- _Document text_:
A parade of big companies is under investigation for inflating their earnings during the stock-market boom of the 1990s. Now some of them see an unusual silver lining: They want back the taxes they overpaid along the way.
In the latest wrinkle in the unfolding series of corporate scandals, MCI and Enron Corp. are in the process of collecting or filing for tax refunds or credits from the Internal Revenue Service because of tax payments on billions of dollars they falsely claimed to have earned. Qwest Communications International Inc., which plans to restate $2.2 billion in revenue, also is likely to seek a refund. Embattled HealthSouth Corp., accused of overstating its earnings by more than $2 billion, said that it hasn't made a final decision to file for a refund but is considering it.
Fraud or not, the current tax code makes no distinctions. It is a basic tenet of tax law -- both for individuals and corporations -- that those who overpay are entitled to a refund.

- _Recorded data_:
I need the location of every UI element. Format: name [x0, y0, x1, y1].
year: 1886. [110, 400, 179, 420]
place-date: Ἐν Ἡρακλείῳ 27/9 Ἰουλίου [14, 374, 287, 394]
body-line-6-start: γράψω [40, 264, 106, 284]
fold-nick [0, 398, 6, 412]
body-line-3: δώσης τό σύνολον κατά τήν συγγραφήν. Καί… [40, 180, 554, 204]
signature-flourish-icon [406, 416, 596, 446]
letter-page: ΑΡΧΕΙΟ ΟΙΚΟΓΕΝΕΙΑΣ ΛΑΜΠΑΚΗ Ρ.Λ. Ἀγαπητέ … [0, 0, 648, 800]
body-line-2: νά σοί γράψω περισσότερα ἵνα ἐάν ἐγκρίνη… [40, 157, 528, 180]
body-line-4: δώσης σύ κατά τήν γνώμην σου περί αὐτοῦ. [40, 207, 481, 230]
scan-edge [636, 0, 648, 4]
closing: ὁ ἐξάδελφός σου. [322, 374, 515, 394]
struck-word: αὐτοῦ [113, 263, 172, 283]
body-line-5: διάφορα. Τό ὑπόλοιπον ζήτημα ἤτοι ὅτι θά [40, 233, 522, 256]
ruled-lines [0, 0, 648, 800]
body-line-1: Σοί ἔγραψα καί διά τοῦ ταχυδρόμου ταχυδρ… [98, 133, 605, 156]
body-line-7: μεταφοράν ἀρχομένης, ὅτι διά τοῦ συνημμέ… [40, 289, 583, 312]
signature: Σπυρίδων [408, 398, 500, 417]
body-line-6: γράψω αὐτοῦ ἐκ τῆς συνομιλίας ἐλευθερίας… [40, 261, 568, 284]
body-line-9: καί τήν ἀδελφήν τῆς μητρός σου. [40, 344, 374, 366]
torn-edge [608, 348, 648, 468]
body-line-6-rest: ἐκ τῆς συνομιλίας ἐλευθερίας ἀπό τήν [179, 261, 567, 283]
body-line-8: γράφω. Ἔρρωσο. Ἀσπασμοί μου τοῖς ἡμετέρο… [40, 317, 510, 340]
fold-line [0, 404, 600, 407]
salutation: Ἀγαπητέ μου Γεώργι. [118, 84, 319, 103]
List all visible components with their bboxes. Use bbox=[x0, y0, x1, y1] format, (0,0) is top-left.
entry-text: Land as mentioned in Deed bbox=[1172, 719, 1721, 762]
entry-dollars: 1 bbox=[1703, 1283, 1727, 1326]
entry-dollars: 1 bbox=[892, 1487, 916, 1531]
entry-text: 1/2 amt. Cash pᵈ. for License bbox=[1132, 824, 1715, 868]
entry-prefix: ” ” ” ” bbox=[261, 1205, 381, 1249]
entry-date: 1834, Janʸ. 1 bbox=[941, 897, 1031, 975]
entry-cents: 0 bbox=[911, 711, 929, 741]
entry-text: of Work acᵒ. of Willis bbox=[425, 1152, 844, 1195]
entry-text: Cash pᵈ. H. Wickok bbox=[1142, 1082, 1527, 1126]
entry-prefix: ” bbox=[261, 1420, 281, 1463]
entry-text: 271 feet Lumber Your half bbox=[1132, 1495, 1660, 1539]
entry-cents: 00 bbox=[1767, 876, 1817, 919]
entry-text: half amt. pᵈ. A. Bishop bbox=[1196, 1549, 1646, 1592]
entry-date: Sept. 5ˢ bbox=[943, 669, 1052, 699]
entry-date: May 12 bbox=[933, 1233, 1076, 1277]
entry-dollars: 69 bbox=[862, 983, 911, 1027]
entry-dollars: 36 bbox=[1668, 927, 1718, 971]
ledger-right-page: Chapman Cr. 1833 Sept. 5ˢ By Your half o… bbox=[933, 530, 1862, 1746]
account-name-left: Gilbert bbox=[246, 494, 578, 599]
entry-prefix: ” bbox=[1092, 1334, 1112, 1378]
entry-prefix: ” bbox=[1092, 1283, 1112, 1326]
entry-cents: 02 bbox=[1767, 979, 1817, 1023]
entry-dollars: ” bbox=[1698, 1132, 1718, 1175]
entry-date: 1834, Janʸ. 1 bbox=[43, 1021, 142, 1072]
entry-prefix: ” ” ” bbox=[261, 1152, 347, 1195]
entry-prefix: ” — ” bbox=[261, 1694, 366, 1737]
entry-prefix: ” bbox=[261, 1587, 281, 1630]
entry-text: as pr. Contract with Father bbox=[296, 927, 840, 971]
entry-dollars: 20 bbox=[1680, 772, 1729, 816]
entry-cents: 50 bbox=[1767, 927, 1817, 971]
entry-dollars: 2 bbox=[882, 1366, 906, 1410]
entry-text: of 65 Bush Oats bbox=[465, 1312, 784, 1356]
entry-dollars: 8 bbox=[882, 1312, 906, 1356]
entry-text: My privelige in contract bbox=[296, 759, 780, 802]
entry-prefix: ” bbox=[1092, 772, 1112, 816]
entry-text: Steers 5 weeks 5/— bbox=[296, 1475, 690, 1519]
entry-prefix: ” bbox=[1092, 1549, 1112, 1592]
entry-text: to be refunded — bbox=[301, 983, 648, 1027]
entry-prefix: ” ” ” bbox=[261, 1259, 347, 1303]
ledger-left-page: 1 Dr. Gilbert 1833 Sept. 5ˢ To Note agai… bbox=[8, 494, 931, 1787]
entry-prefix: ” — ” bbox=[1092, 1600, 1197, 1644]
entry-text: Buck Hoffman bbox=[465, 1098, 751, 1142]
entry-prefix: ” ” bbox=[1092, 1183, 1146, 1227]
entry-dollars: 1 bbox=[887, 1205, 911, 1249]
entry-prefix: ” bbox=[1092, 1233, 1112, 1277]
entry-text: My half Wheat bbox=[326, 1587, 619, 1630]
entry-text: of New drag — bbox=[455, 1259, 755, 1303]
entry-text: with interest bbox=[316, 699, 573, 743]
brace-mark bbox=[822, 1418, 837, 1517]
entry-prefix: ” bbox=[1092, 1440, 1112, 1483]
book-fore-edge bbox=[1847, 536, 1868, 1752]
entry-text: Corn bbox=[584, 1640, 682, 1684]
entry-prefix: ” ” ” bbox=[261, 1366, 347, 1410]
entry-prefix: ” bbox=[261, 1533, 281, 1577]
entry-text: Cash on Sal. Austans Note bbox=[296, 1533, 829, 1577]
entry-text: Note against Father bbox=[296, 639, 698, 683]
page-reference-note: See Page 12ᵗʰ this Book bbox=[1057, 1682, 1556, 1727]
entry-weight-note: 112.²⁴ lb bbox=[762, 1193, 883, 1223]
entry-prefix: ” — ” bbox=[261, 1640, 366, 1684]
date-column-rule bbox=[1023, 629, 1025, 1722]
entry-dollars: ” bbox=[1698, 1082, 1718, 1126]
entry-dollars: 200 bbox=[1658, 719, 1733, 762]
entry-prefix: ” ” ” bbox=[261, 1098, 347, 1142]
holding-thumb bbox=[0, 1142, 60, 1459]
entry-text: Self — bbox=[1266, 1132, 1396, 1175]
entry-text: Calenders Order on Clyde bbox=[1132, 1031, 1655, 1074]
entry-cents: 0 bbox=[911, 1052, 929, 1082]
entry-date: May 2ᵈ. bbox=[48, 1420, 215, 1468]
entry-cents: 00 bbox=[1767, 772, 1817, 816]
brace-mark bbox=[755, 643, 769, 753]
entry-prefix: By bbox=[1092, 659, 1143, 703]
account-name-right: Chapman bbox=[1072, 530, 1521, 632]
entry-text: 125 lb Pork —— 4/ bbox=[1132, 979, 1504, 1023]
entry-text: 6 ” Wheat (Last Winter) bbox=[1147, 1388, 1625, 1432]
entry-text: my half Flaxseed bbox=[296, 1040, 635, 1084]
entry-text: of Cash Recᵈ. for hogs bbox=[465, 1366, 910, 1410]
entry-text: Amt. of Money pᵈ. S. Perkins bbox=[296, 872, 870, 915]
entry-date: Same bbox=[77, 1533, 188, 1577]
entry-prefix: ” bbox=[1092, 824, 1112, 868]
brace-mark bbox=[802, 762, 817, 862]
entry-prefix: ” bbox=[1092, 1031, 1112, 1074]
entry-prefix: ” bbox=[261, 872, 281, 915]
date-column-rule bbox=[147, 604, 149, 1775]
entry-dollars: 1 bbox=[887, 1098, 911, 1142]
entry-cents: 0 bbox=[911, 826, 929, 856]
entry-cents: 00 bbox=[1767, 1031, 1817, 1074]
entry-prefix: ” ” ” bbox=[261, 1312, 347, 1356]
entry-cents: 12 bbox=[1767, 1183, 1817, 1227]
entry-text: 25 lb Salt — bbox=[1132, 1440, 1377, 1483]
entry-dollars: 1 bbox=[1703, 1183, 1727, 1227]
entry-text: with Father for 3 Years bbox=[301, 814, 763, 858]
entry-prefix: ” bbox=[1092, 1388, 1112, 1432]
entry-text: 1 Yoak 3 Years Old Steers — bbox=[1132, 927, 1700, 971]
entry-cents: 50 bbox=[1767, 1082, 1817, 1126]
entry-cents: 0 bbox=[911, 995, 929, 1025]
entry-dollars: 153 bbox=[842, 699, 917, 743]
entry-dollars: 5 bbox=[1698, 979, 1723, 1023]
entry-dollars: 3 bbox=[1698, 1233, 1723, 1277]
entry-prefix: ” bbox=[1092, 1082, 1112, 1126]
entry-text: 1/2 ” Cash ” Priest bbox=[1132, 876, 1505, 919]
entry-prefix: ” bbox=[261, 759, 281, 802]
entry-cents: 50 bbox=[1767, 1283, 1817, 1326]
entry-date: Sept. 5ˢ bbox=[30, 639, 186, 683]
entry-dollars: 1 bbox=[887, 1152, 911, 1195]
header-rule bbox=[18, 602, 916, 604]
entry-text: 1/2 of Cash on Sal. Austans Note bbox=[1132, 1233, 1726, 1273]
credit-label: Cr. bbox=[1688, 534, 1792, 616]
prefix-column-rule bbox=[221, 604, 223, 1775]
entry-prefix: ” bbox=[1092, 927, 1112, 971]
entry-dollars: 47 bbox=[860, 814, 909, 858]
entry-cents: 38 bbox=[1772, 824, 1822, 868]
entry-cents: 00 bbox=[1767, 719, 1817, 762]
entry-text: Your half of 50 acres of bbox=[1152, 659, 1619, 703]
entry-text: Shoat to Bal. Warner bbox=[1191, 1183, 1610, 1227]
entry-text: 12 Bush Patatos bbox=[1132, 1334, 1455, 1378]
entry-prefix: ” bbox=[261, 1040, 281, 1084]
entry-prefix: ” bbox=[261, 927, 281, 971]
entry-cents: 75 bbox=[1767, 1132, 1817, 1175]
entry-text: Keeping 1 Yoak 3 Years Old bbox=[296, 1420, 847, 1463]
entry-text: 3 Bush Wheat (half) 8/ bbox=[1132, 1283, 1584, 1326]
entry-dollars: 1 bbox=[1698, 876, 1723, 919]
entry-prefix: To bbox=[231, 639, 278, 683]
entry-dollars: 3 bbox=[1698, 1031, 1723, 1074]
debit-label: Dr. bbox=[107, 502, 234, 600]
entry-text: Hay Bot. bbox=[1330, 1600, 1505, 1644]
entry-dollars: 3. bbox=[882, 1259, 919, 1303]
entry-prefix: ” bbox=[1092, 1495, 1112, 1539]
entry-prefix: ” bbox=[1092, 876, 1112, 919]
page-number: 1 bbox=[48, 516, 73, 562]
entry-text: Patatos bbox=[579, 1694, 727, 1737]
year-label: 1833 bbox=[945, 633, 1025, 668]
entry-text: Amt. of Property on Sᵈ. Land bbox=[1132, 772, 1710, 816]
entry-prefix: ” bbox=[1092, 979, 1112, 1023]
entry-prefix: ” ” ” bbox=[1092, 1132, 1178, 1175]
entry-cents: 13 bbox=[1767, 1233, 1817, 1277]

- _Problems to solve_:
a) In the article about companies seeking tax refunds after inflating their earnings, how much revenue does Qwest Communications International Inc. plan to restate?
b) Extend the article about companies seeking tax refunds after inflating their earnings, starting after its final sentence.

- _Answer set_:
a) $2.2 billion

b)
With the number of corporate scandals and expected financial restatements at a historic high, no one knows just yet how much the federal government could have to forfeit on the refunds and credits. Even if such credits are ultimately lowered as part of settlements, observers believe that the federal government will probably be out hundreds of millions of dollars.
Investigations into fraud at MCI, which recently changed its name from WorldCom Inc., have uncovered accounting irregularities that are now expected to reach $11 billion. The fraud masked two years of losses at the country's second-largest long-distance company during the height of the telecommunications and technology boom of the late 1990s.
Already, as MCI prepares to emerge from bankruptcy in September, a person close to the situation says it has collected tax refunds of nearly $300 million on those now-discredited profits.
Richard Lipton, a tax attorney for the Chicago-based law firm Baker & McKenzie, said corporate fraud should have no effect on the ability of companies to recoup tax overpayments. "It's not the government's money, it's the shareholders' money," Mr. Lipton said, adding that corporate penalties for making a false tax return are capped at $500,000.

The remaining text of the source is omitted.